Work to complete
Filter the records for lines holding the string "EMC指令".

======== Extracted records ========

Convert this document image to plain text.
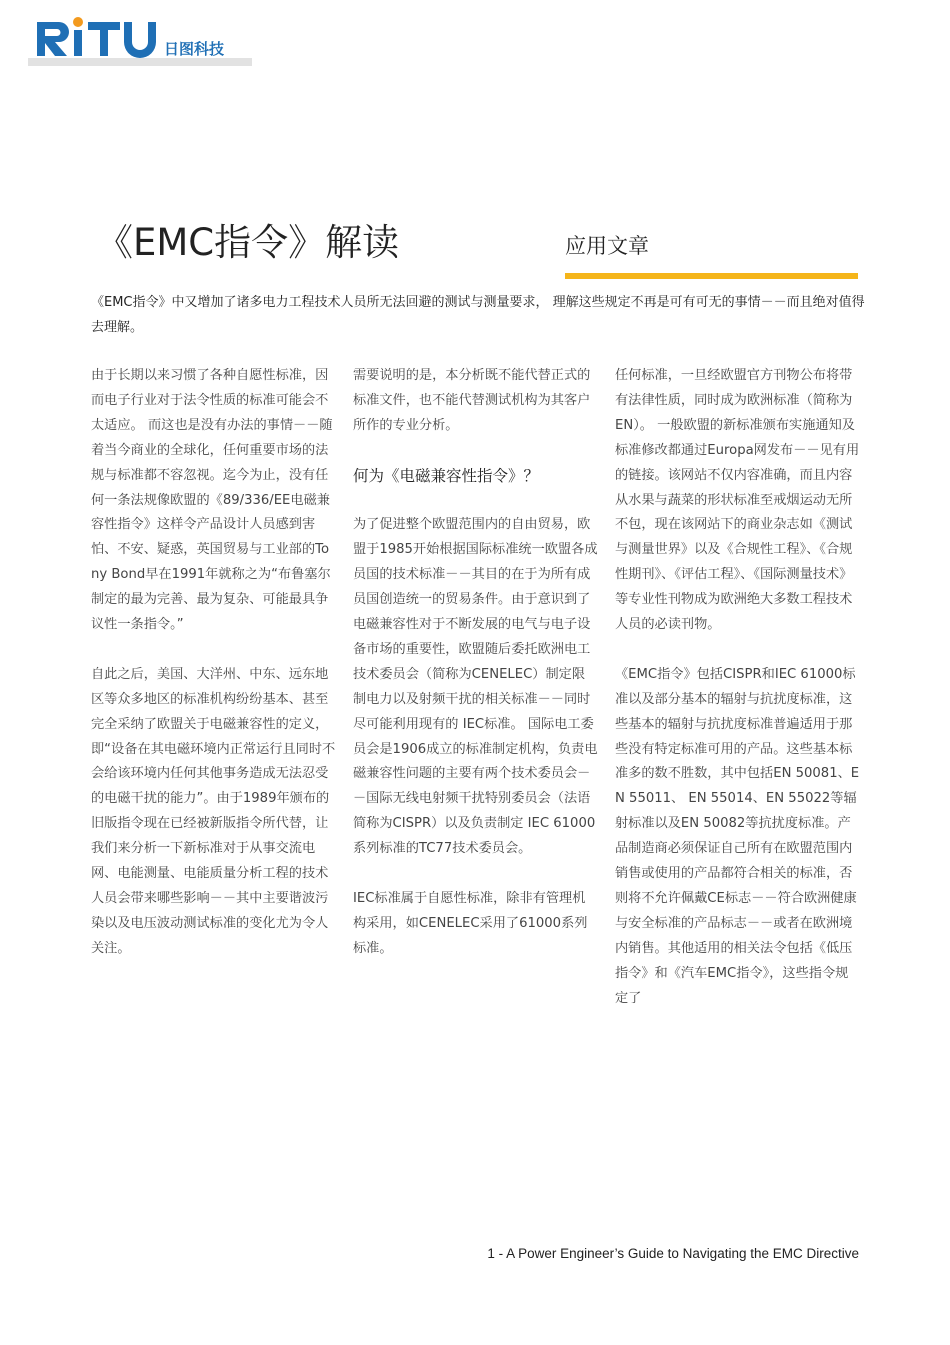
日图科技
《EMC指令》解读	应用文章

《EMC指令》中又增加了诸多电力工程技术人员所无法回避的测试与测量要求， 理解这些规定不再是可有可无的事情－－而且绝对值得去理解。

由于长期以来习惯了各种自愿性标准，因而电子行业对于法令性质的标准可能会不太适应。 而这也是没有办法的事情－－随着当今商业的全球化，任何重要市场的法规与标准都不容忽视。迄今为止，没有任何一条法规像欧盟的《89/336/EE电磁兼容性指令》这样令产品设计人员感到害怕、不安、疑惑，英国贸易与工业部的Tony Bond早在1991年就称之为“布鲁塞尔制定的最为完善、最为复杂、可能最具争议性一条指令。”

自此之后，美国、大洋州、中东、远东地区等众多地区的标准机构纷纷基本、甚至完全采纳了欧盟关于电磁兼容性的定义，即“设备在其电磁环境内正常运行且同时不会给该环境内任何其他事务造成无法忍受的电磁干扰的能力”。由于1989年颁布的旧版指令现在已经被新版指令所代替，让我们来分析一下新标准对于从事交流电网、电能测量、电能质量分析工程的技术人员会带来哪些影响－－其中主要谐波污染以及电压波动测试标准的变化尤为令人关注。

需要说明的是，本分析既不能代替正式的标准文件，也不能代替测试机构为其客户所作的专业分析。

何为《电磁兼容性指令》？

为了促进整个欧盟范围内的自由贸易，欧盟于1985开始根据国际标准统一欧盟各成员国的技术标准－－其目的在于为所有成员国创造统一的贸易条件。由于意识到了电磁兼容性对于不断发展的电气与电子设备市场的重要性，欧盟随后委托欧洲电工技术委员会（简称为CENELEC）制定限制电力以及射频干扰的相关标准－－同时尽可能利用现有的 IEC标准。 国际电工委员会是1906成立的标准制定机构，负责电磁兼容性问题的主要有两个技术委员会－－国际无线电射频干扰特别委员会（法语简称为CISPR）以及负责制定 IEC 61000系列标准的TC77技术委员会。

IEC标准属于自愿性标准，除非有管理机构采用，如CENELEC采用了61000系列标准。

任何标准，一旦经欧盟官方刊物公布将带有法律性质，同时成为欧洲标准（简称为EN）。 一般欧盟的新标准颁布实施通知及标准修改都通过Europa网发布－－见有用的链接。该网站不仅内容准确，而且内容从水果与蔬菜的形状标准至戒烟运动无所不包，现在该网站下的商业杂志如《测试与测量世界》以及《合规性工程》、《合规性期刊》、《评估工程》、《国际测量技术》等专业性刊物成为欧洲绝大多数工程技术人员的必读刊物。

《EMC指令》包括CISPR和IEC 61000标准以及部分基本的辐射与抗扰度标准，这些基本的辐射与抗扰度标准普遍适用于那些没有特定标准可用的产品。这些基本标准多的数不胜数，其中包括EN 50081、EN 55011、 EN 55014、EN 55022等辐射标准以及EN 50082等抗扰度标准。产品制造商必须保证自己所有在欧盟范围内销售或使用的产品都符合相关的标准，否则将不允许佩戴CE标志－－符合欧洲健康与安全标准的产品标志－－或者在欧洲境内销售。其他适用的相关法令包括《低压指令》和《汽车EMC指令》，这些指令规定了

1 - A Power Engineer’s Guide to Navigating the EMC Directive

========

Output
《EMC指令》解读	应用文章
《EMC指令》中又增加了诸多电力工程技术人员所无法回避的测试与测量要求， 理解这些规定不再是可有可无的事情－－而且绝对值得去理解。
《EMC指令》包括CISPR和IEC 61000标准以及部分基本的辐射与抗扰度标准，这些基本的辐射与抗扰度标准普遍适用于那些没有特定标准可用的产品。这些基本标准多的数不胜数，其中包括EN 50081、EN 55011、 EN 55014、EN 55022等辐射标准以及EN 50082等抗扰度标准。产品制造商必须保证自己所有在欧盟范围内销售或使用的产品都符合相关的标准，否则将不允许佩戴CE标志－－符合欧洲健康与安全标准的产品标志－－或者在欧洲境内销售。其他适用的相关法令包括《低压指令》和《汽车EMC指令》，这些指令规定了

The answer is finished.